### Job
Each line that holds the word "places" should be returned.

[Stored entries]
* * * * *

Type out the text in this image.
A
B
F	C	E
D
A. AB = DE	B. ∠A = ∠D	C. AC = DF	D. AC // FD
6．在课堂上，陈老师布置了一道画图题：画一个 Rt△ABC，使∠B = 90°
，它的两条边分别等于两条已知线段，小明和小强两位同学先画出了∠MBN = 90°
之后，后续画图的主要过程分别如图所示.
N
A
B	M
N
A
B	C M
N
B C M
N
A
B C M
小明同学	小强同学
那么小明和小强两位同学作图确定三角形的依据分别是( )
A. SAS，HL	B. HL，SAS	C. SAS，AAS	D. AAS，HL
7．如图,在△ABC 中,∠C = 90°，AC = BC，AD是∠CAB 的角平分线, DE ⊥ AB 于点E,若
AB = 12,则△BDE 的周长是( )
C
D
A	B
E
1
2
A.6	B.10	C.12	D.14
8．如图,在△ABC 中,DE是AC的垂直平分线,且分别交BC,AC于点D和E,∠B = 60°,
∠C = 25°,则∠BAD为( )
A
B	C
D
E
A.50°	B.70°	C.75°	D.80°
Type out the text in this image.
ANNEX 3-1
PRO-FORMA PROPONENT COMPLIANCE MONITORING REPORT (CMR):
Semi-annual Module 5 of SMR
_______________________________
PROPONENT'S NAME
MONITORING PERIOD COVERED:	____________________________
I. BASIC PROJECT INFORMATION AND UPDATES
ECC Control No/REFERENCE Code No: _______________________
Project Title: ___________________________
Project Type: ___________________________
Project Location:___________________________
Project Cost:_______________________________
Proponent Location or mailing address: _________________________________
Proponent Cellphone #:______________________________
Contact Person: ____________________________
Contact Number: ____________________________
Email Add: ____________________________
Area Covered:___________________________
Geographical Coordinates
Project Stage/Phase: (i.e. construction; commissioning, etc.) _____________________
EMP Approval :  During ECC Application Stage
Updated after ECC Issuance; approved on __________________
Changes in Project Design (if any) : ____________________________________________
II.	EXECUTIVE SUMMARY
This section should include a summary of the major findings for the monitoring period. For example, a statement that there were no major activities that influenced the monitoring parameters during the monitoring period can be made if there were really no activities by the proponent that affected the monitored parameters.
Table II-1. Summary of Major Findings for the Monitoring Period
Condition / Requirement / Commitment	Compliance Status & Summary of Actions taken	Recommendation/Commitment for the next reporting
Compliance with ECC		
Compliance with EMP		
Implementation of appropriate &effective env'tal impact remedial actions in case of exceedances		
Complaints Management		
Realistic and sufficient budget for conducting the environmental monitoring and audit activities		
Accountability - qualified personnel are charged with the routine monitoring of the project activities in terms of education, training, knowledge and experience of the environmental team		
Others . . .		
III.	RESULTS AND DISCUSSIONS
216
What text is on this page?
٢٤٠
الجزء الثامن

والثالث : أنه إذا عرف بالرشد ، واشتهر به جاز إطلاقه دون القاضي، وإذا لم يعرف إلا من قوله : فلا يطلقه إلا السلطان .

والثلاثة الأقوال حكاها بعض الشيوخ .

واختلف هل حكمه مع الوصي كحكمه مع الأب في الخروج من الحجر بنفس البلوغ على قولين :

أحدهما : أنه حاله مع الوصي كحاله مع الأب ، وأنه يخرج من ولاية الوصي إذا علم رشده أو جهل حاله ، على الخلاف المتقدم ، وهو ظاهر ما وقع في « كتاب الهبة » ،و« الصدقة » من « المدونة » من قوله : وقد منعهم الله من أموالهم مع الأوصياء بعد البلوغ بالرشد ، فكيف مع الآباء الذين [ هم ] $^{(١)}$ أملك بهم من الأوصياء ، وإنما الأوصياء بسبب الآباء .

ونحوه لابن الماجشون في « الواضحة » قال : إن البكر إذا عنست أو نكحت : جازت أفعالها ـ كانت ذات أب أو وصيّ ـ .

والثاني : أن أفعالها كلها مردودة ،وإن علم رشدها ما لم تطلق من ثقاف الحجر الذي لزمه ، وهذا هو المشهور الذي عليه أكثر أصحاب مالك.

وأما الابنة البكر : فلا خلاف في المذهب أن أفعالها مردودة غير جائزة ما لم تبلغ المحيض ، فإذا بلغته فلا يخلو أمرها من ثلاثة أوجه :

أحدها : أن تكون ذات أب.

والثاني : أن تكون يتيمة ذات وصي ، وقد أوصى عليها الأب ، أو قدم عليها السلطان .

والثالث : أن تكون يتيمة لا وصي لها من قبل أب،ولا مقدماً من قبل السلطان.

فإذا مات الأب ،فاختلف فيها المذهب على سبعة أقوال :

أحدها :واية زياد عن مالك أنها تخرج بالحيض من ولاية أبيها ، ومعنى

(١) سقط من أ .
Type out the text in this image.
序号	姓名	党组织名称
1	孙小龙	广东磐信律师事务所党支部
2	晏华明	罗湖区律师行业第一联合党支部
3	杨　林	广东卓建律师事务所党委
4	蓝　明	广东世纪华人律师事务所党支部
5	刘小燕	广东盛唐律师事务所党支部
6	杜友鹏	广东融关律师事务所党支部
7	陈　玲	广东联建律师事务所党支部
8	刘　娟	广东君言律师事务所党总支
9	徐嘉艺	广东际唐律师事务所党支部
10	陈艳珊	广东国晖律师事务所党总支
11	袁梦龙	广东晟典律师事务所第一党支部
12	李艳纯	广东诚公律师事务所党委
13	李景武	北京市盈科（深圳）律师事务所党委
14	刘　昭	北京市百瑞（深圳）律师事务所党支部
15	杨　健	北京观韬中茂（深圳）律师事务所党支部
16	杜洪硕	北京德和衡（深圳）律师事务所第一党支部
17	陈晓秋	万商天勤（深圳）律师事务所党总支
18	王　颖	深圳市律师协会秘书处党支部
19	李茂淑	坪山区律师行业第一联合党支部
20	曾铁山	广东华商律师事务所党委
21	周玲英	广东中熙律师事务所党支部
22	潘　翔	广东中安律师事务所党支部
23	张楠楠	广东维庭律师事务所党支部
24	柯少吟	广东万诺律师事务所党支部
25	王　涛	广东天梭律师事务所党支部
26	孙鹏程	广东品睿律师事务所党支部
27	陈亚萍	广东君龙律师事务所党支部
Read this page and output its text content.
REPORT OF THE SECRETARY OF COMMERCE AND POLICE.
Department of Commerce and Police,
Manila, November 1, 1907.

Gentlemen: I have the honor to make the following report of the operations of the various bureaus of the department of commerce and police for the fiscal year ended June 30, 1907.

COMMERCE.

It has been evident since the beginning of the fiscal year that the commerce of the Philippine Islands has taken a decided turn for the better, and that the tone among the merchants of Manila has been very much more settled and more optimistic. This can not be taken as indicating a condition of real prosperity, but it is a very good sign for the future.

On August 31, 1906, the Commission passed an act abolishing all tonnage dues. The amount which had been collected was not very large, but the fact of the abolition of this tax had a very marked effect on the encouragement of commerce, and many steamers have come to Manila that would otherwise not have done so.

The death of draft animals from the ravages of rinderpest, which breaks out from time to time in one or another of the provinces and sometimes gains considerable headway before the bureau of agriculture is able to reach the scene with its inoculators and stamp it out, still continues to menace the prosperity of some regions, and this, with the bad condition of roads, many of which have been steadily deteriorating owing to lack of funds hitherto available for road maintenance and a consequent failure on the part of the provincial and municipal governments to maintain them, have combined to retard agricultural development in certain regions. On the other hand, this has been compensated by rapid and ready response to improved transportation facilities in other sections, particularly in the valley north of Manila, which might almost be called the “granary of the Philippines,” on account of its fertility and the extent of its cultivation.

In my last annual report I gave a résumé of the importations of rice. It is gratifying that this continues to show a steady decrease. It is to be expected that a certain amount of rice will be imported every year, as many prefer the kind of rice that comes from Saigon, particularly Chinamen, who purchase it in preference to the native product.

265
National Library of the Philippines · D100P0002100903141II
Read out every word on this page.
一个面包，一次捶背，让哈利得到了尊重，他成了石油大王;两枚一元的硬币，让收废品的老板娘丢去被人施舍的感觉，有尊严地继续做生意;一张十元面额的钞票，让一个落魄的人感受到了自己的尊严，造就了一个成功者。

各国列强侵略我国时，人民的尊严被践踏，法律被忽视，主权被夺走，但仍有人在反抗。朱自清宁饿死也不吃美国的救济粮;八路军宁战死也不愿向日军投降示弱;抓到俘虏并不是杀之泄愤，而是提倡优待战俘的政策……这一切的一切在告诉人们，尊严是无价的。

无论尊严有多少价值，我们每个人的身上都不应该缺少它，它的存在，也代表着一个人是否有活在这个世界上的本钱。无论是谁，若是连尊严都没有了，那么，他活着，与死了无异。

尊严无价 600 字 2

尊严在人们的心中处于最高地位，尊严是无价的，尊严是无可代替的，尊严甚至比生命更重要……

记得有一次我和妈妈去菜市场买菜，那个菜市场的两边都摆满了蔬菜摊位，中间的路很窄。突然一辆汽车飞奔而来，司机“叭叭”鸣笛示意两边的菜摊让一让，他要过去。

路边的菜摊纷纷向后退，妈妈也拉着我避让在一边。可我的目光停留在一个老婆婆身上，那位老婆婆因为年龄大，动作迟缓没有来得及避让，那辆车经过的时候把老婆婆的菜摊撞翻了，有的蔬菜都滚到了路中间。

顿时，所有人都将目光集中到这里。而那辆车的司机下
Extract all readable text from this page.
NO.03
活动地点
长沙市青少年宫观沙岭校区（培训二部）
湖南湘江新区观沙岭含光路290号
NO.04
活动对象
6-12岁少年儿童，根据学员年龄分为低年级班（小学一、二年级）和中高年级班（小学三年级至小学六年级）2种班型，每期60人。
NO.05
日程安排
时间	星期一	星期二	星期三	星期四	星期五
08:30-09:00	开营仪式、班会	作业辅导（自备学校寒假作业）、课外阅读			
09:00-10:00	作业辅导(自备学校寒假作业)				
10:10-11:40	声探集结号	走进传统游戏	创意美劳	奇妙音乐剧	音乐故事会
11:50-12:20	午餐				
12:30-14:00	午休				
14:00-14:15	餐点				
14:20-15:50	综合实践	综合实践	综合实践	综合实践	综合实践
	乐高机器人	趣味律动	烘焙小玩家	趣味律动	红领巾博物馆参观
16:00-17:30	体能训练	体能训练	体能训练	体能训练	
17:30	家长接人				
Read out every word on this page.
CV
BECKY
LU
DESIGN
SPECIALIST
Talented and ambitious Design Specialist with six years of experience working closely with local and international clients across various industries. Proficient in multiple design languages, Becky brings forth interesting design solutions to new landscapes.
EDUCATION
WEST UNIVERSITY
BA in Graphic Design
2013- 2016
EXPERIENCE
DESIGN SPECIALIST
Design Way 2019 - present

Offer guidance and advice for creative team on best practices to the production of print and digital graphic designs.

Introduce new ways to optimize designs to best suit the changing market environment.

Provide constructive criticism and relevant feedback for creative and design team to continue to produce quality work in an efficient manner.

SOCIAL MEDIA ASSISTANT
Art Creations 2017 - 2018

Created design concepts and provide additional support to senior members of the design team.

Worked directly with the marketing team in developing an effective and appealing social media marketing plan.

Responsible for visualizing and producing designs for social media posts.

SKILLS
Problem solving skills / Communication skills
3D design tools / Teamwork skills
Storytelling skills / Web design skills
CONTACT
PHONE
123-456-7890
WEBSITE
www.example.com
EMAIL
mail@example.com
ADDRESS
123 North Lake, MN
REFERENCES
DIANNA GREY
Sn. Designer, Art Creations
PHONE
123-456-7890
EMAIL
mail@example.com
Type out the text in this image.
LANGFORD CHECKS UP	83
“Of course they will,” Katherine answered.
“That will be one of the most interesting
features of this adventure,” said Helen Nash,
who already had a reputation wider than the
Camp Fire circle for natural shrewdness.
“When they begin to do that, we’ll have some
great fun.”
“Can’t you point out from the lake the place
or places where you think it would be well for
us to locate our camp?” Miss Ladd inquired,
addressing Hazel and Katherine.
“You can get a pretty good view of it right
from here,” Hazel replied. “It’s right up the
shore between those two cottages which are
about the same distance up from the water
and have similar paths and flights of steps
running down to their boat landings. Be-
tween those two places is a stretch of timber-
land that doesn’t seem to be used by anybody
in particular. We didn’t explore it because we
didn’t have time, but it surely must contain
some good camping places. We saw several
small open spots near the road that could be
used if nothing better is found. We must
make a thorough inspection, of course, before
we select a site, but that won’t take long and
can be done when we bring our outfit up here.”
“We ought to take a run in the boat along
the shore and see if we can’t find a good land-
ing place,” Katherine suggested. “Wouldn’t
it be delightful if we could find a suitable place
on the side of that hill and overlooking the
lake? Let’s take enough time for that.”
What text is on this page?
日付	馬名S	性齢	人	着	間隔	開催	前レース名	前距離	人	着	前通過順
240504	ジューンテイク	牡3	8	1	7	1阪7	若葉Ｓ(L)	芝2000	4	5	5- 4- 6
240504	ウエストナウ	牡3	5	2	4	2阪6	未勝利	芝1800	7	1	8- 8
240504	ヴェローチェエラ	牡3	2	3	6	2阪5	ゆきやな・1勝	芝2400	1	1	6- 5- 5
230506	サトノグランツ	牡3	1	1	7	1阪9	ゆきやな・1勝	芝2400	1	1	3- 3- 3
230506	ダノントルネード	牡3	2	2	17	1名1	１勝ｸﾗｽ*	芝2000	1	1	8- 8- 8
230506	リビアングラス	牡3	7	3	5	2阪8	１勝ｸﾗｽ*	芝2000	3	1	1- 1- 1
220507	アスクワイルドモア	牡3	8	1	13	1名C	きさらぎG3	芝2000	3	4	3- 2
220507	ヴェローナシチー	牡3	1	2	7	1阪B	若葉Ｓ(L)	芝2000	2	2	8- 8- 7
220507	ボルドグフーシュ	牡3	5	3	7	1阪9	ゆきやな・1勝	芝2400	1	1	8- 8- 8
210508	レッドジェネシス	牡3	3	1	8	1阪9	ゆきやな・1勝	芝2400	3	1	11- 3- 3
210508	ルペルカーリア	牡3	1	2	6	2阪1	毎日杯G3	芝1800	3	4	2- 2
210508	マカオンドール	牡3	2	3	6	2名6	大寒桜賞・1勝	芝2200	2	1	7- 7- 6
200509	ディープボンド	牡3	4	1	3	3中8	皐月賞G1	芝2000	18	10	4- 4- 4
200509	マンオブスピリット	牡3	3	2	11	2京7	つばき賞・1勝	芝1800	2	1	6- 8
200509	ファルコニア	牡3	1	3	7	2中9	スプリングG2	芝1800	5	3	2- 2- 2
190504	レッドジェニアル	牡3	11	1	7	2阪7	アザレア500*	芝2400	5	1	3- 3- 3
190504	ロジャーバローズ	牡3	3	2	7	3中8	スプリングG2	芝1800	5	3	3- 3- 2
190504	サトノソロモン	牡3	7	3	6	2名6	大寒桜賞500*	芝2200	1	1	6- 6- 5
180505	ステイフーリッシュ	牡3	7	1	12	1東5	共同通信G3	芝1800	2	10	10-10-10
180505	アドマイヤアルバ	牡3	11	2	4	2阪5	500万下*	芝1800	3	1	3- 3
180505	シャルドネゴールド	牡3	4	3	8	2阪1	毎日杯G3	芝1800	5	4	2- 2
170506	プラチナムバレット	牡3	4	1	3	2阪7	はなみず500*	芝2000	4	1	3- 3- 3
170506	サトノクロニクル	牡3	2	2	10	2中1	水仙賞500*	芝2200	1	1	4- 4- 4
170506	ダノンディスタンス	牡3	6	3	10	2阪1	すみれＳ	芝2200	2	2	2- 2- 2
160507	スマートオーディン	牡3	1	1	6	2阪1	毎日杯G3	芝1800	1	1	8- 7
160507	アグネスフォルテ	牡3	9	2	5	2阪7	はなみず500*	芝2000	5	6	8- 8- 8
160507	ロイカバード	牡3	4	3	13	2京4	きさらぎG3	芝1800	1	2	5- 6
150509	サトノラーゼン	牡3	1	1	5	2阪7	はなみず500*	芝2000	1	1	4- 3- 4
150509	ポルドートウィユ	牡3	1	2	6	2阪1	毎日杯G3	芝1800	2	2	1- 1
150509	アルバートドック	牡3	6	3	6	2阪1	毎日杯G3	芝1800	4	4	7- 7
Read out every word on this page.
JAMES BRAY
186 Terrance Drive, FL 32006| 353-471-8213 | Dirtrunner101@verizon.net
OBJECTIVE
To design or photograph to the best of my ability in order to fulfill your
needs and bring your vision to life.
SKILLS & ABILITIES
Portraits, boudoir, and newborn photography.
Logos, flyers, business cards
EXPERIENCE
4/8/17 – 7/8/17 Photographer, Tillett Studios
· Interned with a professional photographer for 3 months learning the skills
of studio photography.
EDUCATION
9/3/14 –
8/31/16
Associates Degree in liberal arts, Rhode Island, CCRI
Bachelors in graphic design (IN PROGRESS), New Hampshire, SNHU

* * * * *

### Response to the task
or places where you think it would be well for
tween those two places is a stretch of timber-
some good camping places. We saw several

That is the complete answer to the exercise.